_Exercise prompt:_
From the entries below, gather each line containing the word "JSON".

_Rows:_
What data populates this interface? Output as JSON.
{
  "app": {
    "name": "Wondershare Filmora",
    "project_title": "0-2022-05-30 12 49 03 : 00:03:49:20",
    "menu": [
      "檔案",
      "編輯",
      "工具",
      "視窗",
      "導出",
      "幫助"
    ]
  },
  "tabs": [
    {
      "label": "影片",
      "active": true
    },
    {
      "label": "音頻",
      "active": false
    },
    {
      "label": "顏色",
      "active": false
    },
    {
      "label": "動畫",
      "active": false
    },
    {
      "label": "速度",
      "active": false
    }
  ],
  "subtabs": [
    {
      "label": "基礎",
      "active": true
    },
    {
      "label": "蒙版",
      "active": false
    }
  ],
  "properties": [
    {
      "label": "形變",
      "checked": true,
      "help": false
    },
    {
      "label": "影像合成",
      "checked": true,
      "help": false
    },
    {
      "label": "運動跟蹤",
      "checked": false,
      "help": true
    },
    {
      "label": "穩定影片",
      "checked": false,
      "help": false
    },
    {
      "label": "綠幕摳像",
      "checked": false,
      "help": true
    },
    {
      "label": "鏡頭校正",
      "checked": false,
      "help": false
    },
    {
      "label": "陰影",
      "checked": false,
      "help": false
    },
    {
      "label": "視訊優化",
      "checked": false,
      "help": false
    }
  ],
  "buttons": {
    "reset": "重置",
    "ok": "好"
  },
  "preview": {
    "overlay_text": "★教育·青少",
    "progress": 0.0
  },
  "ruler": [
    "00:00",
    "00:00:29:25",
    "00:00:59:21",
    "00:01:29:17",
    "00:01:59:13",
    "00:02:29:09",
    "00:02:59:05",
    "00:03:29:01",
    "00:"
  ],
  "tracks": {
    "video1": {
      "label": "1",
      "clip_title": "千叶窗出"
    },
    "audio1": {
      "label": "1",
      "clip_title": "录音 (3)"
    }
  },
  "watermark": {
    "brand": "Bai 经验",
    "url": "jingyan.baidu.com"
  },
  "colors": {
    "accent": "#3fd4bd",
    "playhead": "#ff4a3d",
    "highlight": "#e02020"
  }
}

...

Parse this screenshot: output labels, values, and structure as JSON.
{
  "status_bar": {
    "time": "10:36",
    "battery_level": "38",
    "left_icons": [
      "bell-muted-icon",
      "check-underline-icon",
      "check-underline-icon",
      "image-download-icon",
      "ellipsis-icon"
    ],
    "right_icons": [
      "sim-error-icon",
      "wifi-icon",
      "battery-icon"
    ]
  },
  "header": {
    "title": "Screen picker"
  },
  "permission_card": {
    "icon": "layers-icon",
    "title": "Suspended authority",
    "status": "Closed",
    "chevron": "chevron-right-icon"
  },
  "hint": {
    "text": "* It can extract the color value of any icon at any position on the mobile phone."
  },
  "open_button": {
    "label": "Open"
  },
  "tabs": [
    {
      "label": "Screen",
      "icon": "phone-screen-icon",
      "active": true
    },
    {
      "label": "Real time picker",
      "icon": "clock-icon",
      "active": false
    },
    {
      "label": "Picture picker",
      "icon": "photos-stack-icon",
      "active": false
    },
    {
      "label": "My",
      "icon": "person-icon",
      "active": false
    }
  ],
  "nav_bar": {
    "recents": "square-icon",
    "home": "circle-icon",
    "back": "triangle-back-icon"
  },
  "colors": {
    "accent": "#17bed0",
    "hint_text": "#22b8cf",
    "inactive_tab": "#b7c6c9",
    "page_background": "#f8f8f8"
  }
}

_Expected answer:_
What data populates this interface? Output as JSON.
Parse this screenshot: output labels, values, and structure as JSON.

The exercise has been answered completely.